GOAL:
Read the entries below and pull out each line with the string "title".

AVAILABLE DATA:
——

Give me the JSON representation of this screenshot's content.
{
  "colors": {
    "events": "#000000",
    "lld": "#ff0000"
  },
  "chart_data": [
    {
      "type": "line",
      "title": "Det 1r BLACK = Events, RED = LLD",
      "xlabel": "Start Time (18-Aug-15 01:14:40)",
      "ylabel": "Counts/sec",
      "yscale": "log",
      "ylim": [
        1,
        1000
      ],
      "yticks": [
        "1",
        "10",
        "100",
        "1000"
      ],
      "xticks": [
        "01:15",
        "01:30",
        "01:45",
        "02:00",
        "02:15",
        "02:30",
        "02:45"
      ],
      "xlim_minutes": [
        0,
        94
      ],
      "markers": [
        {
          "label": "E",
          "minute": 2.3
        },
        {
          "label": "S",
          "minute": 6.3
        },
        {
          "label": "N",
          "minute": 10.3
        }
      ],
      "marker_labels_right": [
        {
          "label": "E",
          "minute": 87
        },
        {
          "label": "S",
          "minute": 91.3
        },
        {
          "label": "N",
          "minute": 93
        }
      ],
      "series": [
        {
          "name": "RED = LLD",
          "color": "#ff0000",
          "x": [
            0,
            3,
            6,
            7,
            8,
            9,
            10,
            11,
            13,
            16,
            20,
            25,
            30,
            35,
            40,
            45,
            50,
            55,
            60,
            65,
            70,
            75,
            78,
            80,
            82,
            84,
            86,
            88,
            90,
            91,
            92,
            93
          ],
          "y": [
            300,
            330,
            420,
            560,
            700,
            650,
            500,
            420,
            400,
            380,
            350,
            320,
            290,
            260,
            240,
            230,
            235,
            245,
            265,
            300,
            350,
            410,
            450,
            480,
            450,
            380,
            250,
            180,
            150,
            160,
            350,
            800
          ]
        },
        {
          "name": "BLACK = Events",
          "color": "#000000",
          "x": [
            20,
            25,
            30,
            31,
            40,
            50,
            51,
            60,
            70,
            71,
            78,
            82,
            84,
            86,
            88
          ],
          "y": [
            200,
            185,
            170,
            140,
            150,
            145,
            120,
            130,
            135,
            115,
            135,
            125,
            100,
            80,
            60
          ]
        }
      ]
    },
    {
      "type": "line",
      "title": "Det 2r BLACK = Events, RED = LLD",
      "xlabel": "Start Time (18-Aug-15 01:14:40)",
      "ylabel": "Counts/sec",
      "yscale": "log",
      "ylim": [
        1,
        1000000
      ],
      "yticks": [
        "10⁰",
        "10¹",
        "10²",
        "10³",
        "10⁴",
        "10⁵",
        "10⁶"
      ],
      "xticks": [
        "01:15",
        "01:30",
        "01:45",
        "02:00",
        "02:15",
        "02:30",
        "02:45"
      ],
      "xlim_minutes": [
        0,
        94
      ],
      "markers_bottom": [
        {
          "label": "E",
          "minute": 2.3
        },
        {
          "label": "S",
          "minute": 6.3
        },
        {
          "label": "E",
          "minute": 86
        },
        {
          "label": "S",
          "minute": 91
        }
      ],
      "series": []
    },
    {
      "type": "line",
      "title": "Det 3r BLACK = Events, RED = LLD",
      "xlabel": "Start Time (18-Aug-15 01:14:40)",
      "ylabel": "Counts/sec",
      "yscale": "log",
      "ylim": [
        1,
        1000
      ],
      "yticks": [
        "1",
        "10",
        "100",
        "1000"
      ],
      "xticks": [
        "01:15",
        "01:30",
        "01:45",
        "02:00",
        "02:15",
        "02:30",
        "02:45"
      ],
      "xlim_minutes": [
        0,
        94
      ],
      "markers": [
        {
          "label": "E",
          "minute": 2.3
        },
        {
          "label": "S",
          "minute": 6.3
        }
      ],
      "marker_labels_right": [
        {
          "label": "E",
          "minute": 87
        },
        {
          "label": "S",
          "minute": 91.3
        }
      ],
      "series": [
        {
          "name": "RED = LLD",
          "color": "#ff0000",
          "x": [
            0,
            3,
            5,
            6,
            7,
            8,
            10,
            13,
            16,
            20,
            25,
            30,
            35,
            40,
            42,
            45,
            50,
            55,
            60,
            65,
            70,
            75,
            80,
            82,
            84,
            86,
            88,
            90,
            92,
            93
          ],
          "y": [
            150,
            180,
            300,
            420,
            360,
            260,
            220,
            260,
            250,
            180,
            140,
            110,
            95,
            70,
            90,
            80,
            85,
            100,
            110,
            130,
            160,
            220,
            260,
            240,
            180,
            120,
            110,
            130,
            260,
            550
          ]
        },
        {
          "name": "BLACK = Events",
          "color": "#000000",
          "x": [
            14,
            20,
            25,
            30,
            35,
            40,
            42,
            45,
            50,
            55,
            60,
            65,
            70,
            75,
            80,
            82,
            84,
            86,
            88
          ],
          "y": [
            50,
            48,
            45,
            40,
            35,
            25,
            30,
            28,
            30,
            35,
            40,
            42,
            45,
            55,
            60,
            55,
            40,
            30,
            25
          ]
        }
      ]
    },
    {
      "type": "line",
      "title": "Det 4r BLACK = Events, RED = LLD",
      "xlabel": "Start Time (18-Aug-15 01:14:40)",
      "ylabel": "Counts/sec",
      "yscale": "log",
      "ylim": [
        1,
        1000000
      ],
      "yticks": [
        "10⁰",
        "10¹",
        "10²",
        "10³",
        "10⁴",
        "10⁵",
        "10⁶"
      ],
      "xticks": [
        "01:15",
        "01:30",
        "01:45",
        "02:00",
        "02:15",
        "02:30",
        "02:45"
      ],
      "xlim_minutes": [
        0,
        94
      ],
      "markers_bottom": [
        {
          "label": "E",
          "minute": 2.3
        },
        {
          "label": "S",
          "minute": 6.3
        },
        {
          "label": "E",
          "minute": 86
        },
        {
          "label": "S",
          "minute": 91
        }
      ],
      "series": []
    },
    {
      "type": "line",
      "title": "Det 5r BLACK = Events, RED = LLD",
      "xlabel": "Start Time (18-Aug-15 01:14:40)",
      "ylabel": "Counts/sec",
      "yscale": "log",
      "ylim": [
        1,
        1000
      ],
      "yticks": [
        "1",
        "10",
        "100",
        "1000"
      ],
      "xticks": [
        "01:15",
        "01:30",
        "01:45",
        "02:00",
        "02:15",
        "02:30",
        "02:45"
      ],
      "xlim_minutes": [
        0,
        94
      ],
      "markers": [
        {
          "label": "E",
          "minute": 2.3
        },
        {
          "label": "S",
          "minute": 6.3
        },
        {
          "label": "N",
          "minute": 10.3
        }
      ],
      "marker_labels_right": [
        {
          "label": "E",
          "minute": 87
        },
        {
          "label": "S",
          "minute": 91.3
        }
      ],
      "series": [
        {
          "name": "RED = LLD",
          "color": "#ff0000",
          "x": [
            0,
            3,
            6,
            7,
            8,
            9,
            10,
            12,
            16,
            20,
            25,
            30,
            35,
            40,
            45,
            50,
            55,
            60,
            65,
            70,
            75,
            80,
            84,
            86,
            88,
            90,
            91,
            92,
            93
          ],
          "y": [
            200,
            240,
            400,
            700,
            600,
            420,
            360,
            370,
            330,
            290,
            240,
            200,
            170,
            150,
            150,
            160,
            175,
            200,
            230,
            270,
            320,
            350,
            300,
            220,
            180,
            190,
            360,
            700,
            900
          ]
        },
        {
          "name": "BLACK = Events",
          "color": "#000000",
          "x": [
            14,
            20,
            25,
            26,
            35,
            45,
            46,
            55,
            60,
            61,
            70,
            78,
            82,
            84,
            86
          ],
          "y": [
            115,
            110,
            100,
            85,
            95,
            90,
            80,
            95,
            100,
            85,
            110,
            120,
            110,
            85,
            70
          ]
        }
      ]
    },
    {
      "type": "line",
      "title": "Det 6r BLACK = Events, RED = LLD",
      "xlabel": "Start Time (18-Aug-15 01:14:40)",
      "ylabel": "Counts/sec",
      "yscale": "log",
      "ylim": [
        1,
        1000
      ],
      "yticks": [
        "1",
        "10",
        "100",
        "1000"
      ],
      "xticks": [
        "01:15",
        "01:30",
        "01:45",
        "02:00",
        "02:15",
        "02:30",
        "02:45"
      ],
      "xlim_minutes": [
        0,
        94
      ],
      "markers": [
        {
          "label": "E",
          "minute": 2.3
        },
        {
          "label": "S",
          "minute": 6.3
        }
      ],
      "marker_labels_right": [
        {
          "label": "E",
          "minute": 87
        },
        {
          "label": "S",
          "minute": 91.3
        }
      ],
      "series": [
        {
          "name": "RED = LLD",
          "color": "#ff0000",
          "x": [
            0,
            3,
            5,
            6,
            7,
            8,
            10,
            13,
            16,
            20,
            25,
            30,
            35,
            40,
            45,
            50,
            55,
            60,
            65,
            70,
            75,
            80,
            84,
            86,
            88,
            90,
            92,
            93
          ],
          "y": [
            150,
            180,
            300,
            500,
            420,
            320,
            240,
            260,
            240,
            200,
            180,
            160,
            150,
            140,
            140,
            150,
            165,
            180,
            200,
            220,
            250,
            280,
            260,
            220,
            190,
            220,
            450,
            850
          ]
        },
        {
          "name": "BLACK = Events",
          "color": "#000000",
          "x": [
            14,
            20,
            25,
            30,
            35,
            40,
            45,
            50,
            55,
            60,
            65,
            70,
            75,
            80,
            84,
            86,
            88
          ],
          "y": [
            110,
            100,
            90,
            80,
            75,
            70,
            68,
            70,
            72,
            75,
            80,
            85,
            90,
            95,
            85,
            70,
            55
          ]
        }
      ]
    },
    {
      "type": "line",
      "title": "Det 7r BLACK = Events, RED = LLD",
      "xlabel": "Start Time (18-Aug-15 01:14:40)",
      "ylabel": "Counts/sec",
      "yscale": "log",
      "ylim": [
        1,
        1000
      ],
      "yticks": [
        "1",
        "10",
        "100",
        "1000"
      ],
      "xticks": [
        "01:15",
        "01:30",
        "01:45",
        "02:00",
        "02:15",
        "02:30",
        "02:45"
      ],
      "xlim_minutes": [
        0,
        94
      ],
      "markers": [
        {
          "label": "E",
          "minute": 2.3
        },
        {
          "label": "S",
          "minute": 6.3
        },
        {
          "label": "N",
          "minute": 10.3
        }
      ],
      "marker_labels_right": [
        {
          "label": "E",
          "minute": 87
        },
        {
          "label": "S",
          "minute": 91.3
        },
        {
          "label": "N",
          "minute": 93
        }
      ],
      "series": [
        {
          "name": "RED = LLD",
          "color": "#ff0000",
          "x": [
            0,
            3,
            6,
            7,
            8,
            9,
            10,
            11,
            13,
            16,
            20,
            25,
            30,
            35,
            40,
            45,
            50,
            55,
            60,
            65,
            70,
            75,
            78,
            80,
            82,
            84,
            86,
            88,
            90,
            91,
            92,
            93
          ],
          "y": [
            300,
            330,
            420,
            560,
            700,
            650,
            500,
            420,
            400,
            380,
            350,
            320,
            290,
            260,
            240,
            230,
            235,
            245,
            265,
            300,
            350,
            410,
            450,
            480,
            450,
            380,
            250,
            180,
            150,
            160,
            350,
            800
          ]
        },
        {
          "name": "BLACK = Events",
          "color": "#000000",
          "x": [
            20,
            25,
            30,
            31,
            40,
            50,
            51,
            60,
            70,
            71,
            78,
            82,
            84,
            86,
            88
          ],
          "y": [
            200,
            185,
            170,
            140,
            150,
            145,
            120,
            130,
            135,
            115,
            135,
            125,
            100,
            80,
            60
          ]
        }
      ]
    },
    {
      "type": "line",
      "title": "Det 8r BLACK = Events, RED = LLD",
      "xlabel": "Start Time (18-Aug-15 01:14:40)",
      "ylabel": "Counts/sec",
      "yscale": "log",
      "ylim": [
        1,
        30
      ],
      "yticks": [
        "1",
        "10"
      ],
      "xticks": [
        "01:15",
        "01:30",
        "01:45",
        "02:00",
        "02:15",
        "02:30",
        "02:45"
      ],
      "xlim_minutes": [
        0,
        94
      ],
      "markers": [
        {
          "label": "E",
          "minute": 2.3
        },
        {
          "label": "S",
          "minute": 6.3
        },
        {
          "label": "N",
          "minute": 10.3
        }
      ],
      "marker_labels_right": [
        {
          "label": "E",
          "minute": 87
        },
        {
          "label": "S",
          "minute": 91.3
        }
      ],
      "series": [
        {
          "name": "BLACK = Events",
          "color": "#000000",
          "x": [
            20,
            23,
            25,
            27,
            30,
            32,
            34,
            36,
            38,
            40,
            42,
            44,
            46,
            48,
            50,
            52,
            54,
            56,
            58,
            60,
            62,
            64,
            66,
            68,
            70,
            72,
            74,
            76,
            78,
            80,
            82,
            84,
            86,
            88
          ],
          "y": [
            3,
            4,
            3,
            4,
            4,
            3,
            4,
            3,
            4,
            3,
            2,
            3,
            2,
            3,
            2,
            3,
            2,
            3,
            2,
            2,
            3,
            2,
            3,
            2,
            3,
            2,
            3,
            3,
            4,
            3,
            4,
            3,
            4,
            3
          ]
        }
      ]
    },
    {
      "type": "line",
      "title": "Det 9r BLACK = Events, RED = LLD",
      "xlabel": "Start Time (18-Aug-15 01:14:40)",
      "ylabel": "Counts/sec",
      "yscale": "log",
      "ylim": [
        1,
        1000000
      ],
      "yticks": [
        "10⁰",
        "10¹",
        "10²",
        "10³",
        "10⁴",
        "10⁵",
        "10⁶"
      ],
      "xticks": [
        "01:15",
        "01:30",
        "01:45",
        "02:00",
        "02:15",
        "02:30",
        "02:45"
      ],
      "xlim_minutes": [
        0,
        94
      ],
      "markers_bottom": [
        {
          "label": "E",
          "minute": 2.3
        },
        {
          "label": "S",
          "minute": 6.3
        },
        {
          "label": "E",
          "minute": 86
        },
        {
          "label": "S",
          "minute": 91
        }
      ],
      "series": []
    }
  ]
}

——

WORKED SOLUTION:
      "title": "Det 1r BLACK = Events, RED = LLD",
      "title": "Det 2r BLACK = Events, RED = LLD",
      "title": "Det 3r BLACK = Events, RED = LLD",
      "title": "Det 4r BLACK = Events, RED = LLD",
      "title": "Det 5r BLACK = Events, RED = LLD",
      "title": "Det 6r BLACK = Events, RED = LLD",
      "title": "Det 7r BLACK = Events, RED = LLD",
      "title": "Det 8r BLACK = Events, RED = LLD",
      "title": "Det 9r BLACK = Events, RED = LLD",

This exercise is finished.